[BEGIN SOURCE EXCERPT]

APPEAL from an order of the Superior Court of Los Angeles County, Michael P. Linfield, Judge. Affirmed. (Los Angeles County Super. Ct. No. 22STCV25672)
Gordon Rees Scully Mansukhani, Matthew G. Kleiner, Andrea K. Williams and Brandon Saxon, San Diego, for Defendant and Appellant.
Lebe Law, Jonathan M. Lebe, Zachary T. Gershman and Brielle D. Edborg for Plaintiff and Respondent.
Sunrun Inc. required its employee, Angel Mondragon, to sign an arbitration agreement, which he did. The agreement covered most disputes relating to Mondragon’s employment, but it excluded claims brought "as a representative of the state of California as a private attorney general under" the Private Attorney General Act of 2004 (PAGA; Lab. Code, § 2698 et seq.). After his employment ended, Mondragon filed a complaint asserting several causes of action under PAGA. Sunrun filed a motion to compel arbitration of Mondragon’s claims, which the trial court denied.
Sunrun appeals from the order denying the motion to compel arbitration, arguing that, because the parties delegated arbitra- bility decisions to the arbitrator, the trial court erred in ruling on whether Mondragon’s claims were arbitrable. Sunrun also argues that, if the parties did not delegate arbitrability decisions to the arbitrator, the trial court erred in denying the motion because the arbitration agreement excluded only PAGA claims based on violations involving other employees, not Mondragon’s "individual" PAGA claims. We conclude that, by signing an arbitration agreement that (1) merely referred to the rules of the American Arbitration Association; (2) included a carve-out that arguably covered the dispute; and (3) included a severability clause stating a court may not enforce certain provisions, Mondragon, an unsophisticated party, did not delegate arbitrability decisions to the arbitrator. We also conclude the language of the arbitration agreement did not require Mondragon to arbitrate his individual PAGA claims. Therefore, we affirm.
In January 2022 Sunrun hired Mondragon as an hourly employee, contingent on Mondragon signing a two-and-a-half-page arbitration agreement. Mondragon agreed, and he and a Sunrun representative signed the arbitration agreement. The agreement included a section describing which claims the agreement covered and a section describing which claims it did not. These are they:
….
….
"claims brought by Employee in state or federal court as a representative of the state of California as a private attorney general under the PAGA (to the extent applicable) …. "

[END SOURCE EXCERPT]
[BEGIN DATA EXCERPTS]

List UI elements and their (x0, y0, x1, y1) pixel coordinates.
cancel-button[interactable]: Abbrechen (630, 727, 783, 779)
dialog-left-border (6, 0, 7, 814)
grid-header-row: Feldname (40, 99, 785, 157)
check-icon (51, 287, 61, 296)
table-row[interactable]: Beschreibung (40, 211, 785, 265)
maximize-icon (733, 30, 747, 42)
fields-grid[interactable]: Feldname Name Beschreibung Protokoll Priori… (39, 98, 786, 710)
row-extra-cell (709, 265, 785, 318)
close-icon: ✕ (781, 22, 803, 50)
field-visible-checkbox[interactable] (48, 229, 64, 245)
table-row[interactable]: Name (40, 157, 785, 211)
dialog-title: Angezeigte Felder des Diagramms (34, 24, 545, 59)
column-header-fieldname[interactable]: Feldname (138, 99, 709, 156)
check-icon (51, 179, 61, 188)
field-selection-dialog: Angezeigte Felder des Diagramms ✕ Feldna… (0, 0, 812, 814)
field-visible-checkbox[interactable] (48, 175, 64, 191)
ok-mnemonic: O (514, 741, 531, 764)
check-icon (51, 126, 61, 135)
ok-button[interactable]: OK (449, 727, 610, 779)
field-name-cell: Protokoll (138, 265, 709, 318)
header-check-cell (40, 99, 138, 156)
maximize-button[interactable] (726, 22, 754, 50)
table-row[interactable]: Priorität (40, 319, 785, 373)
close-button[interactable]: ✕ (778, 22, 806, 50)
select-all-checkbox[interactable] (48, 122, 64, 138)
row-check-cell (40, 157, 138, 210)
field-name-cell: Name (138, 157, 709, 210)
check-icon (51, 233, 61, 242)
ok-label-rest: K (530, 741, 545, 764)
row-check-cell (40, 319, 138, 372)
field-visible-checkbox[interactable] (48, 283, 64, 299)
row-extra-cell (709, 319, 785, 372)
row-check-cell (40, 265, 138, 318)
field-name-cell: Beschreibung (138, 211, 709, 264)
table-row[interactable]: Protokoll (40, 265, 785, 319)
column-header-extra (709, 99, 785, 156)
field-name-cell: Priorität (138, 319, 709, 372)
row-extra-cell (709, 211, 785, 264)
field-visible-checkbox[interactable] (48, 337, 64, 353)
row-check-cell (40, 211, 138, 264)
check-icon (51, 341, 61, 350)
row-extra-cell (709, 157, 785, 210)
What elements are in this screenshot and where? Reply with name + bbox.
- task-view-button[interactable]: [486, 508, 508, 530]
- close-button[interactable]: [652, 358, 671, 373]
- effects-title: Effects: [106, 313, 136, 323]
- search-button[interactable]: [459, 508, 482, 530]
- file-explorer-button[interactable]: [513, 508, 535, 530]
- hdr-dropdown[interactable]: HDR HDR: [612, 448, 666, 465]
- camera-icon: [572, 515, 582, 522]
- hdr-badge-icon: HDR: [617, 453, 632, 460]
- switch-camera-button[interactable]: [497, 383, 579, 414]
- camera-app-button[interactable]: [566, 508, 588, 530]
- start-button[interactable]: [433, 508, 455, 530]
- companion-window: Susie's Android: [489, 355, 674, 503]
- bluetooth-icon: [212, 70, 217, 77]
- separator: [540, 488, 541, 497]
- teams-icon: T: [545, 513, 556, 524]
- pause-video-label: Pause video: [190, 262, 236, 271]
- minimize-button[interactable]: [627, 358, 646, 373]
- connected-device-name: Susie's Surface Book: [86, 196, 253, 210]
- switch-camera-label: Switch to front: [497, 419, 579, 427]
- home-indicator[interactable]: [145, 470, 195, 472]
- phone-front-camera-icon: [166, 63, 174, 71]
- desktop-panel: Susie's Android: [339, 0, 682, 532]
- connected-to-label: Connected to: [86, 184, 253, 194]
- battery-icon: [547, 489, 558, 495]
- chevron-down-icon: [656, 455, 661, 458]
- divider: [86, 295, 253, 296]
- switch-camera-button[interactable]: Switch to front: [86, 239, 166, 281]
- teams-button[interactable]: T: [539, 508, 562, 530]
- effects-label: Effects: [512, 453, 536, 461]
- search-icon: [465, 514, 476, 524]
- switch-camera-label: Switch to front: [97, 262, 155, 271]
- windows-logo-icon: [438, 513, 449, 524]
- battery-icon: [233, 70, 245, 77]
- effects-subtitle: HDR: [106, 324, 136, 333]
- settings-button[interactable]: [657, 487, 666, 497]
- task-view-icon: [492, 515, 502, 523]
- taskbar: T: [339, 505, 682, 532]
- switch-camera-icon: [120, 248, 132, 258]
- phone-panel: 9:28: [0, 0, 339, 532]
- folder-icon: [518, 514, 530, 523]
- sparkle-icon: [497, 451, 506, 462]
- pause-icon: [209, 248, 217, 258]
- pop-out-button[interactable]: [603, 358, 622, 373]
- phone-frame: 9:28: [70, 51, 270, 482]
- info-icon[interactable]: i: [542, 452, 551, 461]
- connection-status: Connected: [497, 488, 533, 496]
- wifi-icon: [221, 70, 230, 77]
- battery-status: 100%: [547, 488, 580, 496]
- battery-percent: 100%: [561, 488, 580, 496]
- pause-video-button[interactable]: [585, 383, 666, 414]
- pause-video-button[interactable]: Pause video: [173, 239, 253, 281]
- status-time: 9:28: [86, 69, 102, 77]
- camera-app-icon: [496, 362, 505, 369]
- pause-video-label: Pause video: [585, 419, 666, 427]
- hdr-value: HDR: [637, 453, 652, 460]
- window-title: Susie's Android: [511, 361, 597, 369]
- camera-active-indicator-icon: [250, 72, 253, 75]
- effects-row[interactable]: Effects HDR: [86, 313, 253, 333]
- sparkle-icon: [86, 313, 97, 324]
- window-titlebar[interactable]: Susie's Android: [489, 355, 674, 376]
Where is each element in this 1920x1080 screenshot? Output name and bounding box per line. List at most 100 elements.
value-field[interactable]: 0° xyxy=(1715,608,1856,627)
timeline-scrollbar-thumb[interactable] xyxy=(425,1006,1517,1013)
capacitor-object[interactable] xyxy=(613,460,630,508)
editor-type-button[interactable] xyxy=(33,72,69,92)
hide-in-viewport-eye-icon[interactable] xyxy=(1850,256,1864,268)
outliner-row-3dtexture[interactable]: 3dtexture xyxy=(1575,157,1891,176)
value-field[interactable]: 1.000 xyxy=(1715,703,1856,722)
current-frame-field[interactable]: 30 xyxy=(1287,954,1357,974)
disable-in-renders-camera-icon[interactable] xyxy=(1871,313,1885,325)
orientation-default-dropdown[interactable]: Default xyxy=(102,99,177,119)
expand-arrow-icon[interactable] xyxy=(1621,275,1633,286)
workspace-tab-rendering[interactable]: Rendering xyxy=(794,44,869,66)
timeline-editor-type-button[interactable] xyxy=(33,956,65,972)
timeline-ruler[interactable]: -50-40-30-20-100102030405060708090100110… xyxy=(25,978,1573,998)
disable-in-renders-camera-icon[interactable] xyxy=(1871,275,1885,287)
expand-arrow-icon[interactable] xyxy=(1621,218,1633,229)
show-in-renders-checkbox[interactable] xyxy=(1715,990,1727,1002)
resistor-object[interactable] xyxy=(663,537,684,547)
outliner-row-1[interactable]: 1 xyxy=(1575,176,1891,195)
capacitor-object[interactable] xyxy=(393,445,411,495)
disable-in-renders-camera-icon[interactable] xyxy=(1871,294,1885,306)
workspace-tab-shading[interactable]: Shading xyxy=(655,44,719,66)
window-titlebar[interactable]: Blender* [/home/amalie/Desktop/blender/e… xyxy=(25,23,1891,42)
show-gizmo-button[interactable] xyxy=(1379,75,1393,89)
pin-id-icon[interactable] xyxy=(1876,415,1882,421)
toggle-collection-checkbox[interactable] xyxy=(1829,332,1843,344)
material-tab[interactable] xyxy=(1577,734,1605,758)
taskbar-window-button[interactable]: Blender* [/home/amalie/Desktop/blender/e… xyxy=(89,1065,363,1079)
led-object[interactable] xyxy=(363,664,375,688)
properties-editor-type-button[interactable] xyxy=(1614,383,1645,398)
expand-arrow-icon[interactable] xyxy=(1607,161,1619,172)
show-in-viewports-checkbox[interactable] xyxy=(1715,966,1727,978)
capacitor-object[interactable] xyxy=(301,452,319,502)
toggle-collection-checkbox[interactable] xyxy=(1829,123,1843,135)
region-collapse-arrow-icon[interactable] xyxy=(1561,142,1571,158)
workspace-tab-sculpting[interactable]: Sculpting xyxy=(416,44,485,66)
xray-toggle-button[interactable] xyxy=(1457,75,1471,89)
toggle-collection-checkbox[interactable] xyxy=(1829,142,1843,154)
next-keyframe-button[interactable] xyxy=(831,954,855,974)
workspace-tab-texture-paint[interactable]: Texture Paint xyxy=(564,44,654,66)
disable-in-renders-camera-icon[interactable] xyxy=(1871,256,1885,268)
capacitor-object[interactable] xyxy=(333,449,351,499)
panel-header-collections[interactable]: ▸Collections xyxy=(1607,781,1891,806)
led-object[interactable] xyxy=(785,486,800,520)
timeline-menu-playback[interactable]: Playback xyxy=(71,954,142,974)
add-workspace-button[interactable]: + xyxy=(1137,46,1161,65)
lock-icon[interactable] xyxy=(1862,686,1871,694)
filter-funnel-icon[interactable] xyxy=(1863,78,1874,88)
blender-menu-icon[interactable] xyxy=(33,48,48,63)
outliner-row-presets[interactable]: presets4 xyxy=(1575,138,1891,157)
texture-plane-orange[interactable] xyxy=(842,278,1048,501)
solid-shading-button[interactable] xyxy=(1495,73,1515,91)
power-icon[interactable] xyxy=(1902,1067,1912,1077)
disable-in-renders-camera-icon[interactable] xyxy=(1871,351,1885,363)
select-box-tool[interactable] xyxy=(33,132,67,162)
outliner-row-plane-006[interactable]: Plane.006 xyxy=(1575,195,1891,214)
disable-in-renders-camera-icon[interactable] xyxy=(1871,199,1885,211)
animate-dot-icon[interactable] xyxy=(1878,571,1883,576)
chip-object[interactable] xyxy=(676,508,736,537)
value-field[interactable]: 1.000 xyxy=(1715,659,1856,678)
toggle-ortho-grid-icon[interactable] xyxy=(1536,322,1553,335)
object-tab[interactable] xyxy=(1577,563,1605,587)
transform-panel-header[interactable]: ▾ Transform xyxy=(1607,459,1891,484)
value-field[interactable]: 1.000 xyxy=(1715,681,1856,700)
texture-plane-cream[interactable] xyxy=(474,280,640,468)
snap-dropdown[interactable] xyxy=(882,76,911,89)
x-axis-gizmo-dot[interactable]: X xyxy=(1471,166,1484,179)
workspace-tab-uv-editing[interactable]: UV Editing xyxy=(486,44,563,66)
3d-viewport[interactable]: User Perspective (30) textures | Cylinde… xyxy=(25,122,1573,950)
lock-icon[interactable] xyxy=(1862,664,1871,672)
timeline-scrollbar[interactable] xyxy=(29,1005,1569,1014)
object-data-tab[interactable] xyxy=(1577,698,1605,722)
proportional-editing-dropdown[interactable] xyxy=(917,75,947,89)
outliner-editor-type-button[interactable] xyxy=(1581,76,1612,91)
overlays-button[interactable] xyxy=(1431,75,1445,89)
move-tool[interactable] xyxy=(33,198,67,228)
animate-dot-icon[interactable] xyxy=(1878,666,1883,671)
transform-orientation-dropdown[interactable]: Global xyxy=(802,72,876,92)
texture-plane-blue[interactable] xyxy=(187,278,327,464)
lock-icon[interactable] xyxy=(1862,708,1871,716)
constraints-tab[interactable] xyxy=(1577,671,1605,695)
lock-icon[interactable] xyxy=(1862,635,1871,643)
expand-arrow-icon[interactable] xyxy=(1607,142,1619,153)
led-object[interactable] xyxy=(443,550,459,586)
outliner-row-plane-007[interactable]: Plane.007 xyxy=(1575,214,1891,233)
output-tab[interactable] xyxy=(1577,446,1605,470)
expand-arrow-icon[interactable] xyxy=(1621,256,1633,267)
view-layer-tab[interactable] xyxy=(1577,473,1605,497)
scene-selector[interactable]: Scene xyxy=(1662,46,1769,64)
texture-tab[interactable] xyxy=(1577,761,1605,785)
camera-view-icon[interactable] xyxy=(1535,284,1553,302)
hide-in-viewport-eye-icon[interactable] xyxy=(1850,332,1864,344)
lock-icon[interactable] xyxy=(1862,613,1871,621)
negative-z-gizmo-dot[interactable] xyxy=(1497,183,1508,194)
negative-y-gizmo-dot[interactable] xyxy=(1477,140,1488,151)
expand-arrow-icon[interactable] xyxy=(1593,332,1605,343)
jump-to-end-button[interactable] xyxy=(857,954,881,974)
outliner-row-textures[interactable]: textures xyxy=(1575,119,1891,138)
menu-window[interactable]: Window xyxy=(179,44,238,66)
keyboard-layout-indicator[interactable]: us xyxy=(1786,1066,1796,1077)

[END DATA EXCERPTS]

YOUR TASKS →
1) Answer these questions from the opinion:
(a) Which judge issued the order being appealed?
(b) In what month and year did Sunrun hire Mondragon?
(c) How many pages long was the arbitration agreement?
2) Duplicate everything in the opinion from the words "Sunrun Inc. required" down to the words "trial court denied.", word for word.
The data above is separate from the opinion.

RESULTS FOR EACH TASK →
1)
(a) Michael P. Linfield
(b) January 2022
(c) Two and a half pages

2)
Sunrun Inc. required its employee, Angel Mondragon, to sign an arbitration agreement, which he did. The agreement covered most disputes relating to Mondragon’s employment, but it excluded claims brought "as a representative of the state of California as a private attorney general under" the Private Attorney General Act of 2004 (PAGA; Lab. Code, § 2698 et seq.). After his employment ended, Mondragon filed a complaint asserting several causes of action under PAGA. Sunrun filed a motion to compel arbitration of Mondragon’s claims, which the trial court denied.